- [Given problem] Repeat every line of the material, character for character.

[Collection entries]
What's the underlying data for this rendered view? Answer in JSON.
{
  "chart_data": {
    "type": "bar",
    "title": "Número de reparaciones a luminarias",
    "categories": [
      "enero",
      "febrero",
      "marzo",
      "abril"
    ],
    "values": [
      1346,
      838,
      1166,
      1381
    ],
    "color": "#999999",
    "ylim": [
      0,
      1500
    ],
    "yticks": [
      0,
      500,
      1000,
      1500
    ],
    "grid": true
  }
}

- [Problem solution]
What's the underlying data for this rendered view? Answer in JSON.
{
  "chart_data": {
    "type": "bar",
    "title": "Número de reparaciones a luminarias",
    "categories": [
      "enero",
      "febrero",
      "marzo",
      "abril"
    ],
    "values": [
      1346,
      838,
      1166,
      1381
    ],
    "color": "#999999",
    "ylim": [
      0,
      1500
    ],
    "yticks": [
      0,
      500,
      1000,
      1500
    ],
    "grid": true
  }
}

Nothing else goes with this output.